#### [EXERCISE DIRECTIONS]
Scan the listing and work out how many lines contain the word "document". Nothing but the number should be given.
··· INPUT MATERIAL
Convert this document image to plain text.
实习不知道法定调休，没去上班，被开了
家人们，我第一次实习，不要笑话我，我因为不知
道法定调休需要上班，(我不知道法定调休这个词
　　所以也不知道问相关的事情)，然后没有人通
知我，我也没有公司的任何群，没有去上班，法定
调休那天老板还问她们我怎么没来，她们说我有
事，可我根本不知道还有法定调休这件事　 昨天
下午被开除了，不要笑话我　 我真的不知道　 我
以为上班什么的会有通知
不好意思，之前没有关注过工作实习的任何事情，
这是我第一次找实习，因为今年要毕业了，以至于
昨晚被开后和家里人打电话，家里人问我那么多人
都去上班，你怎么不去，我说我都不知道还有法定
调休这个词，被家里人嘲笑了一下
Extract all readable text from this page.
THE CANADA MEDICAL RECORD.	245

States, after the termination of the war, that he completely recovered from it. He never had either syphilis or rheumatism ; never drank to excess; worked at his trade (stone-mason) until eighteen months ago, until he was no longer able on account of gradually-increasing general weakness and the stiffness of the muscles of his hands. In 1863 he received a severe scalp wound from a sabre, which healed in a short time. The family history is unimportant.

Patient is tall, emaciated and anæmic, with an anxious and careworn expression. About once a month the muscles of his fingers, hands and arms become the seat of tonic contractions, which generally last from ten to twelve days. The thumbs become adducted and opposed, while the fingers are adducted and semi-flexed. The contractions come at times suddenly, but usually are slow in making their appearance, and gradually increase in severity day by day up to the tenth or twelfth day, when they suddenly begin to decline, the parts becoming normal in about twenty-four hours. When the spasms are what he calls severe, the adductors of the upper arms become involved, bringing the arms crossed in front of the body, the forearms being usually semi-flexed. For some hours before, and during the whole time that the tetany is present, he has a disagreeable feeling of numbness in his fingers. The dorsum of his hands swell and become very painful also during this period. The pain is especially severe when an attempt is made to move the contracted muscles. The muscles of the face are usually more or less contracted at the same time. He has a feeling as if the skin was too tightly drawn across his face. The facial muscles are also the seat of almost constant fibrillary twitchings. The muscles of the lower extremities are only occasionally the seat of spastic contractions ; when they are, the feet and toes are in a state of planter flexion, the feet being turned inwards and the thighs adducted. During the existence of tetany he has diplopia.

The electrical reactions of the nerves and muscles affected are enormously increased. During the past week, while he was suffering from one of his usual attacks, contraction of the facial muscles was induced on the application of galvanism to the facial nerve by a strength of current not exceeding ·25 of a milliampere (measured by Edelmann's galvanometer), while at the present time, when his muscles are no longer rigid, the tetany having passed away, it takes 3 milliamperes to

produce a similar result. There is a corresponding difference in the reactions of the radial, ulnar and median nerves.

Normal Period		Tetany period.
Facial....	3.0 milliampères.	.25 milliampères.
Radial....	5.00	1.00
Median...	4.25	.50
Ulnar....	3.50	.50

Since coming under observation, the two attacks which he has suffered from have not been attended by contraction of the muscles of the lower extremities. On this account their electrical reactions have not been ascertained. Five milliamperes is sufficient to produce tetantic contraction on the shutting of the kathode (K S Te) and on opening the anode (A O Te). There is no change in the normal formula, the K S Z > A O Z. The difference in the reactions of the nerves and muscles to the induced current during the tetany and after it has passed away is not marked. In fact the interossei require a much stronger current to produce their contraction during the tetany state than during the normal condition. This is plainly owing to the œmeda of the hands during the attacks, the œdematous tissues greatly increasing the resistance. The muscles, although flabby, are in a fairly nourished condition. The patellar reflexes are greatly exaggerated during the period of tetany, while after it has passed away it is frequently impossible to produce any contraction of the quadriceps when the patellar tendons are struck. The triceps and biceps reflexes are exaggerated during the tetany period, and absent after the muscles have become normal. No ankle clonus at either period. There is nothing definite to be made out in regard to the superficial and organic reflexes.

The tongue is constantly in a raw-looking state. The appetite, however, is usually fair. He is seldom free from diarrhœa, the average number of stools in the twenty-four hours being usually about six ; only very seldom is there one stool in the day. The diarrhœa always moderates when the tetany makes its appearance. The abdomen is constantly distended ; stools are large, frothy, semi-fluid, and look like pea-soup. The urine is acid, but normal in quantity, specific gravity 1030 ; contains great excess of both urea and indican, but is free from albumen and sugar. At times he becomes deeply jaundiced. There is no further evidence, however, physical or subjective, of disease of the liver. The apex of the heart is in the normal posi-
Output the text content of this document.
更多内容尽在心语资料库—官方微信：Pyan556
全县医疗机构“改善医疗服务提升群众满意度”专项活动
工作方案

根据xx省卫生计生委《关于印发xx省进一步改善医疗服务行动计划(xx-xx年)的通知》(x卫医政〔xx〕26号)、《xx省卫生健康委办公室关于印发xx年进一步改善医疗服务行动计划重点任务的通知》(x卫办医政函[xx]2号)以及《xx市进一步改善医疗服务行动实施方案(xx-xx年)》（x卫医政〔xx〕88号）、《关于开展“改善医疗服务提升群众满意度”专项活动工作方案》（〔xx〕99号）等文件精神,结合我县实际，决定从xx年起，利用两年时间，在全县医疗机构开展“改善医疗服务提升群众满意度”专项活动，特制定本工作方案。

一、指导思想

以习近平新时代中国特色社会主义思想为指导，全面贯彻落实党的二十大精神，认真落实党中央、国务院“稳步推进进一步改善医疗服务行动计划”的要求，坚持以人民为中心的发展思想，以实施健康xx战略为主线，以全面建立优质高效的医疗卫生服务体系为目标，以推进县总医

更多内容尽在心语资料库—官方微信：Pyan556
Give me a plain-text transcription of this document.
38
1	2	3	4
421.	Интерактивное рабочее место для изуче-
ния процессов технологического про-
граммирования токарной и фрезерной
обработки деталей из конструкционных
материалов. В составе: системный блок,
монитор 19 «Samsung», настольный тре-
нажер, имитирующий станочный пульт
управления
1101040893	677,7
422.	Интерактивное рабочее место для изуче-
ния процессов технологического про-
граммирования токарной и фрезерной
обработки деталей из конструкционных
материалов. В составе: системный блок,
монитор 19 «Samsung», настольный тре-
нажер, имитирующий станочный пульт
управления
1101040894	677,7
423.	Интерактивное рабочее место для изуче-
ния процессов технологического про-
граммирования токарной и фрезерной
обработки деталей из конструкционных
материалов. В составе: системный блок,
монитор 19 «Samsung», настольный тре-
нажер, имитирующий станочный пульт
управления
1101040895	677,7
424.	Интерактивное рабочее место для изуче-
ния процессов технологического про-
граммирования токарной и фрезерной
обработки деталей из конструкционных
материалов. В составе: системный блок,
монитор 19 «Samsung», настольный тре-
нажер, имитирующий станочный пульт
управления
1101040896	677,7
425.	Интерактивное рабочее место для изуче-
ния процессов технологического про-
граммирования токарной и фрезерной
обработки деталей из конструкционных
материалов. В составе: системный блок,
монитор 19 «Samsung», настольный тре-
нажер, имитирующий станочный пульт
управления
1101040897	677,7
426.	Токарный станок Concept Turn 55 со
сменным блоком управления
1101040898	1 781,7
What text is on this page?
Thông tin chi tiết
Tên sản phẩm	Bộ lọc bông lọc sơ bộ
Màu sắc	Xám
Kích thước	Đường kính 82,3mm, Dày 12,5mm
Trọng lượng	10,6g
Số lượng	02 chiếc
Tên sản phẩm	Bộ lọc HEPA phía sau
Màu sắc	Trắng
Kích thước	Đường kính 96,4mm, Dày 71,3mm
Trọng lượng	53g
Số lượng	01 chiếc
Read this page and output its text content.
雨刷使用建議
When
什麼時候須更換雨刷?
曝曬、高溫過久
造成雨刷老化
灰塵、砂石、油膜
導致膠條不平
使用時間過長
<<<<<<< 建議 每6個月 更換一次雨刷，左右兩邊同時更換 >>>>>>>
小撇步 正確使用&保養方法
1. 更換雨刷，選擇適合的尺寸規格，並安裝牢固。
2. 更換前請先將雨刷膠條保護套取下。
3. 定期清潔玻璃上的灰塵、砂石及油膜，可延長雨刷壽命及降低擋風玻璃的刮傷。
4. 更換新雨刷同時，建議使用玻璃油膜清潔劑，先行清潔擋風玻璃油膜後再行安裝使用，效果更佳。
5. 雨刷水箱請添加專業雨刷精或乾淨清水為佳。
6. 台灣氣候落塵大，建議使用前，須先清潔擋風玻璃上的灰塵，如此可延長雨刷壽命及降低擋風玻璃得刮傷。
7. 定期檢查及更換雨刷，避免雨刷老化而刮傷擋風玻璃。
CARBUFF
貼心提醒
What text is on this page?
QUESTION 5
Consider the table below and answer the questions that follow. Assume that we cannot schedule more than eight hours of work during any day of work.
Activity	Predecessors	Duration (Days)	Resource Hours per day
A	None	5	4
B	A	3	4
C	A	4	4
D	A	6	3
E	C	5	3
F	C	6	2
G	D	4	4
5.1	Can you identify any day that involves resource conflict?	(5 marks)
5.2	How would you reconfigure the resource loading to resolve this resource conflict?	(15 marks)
······
#### [RESULT OF THE EXERCISE]
3